> Data shown:
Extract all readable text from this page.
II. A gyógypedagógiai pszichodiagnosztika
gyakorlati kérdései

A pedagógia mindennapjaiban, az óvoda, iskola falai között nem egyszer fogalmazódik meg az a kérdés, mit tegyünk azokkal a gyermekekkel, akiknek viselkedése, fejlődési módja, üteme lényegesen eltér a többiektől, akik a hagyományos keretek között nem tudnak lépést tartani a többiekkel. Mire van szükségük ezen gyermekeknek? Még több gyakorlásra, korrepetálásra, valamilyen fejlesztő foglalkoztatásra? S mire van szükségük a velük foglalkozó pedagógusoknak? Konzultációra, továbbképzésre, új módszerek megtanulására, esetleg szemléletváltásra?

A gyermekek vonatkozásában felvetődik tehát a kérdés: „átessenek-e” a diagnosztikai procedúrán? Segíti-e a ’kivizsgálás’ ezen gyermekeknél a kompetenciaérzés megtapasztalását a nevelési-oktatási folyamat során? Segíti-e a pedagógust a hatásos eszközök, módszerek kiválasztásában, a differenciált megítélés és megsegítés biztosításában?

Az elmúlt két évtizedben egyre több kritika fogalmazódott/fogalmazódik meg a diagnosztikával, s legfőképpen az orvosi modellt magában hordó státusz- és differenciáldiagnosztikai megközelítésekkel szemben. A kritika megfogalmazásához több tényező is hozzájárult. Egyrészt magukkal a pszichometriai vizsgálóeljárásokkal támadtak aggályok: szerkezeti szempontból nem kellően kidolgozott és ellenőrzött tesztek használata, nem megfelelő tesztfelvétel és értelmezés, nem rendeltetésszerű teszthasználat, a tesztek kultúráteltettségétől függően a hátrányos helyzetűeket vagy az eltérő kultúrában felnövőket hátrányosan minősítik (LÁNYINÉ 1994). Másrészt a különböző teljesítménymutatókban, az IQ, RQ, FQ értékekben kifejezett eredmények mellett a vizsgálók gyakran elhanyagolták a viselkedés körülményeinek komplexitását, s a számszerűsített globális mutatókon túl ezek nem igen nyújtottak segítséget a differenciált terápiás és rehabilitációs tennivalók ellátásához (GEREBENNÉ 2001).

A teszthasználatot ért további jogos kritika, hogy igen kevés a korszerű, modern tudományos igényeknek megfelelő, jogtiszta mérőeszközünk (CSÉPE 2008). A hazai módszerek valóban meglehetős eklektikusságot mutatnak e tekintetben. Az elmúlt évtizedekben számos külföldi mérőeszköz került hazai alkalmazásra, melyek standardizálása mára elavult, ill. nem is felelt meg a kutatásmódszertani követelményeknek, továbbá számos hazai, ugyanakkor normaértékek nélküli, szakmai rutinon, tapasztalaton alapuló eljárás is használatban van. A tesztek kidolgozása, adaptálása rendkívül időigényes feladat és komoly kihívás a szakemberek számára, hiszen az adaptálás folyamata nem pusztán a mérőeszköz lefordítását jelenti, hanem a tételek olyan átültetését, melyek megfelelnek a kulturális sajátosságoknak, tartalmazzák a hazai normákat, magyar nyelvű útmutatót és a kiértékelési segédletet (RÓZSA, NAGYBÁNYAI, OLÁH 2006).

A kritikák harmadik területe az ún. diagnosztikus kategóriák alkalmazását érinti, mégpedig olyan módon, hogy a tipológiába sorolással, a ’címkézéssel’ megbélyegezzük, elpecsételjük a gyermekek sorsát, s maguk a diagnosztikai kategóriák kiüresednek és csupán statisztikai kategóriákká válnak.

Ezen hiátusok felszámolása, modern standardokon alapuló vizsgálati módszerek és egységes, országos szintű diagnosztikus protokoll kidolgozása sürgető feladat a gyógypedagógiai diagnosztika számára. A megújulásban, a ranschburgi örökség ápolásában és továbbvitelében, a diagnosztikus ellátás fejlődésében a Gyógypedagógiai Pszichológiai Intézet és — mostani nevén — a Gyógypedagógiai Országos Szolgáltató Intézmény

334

> Short problem: In the lines above, find each one with "diagnosztikus" and list it.

> Result of the exercise:
A kritikák harmadik területe az ún. diagnosztikus kategóriák alkalmazását érinti, mégpedig olyan módon, hogy a tipológiába sorolással, a ’címkézéssel’ megbélyegezzük, elpecsételjük a gyermekek sorsát, s maguk a diagnosztikai kategóriák kiüresednek és csupán statisztikai kategóriákká válnak.
Ezen hiátusok felszámolása, modern standardokon alapuló vizsgálati módszerek és egységes, országos szintű diagnosztikus protokoll kidolgozása sürgető feladat a gyógypedagógiai diagnosztika számára. A megújulásban, a ranschburgi örökség ápolásában és továbbvitelében, a diagnosztikus ellátás fejlődésében a Gyógypedagógiai Pszichológiai Intézet és — mostani nevén — a Gyógypedagógiai Országos Szolgáltató Intézmény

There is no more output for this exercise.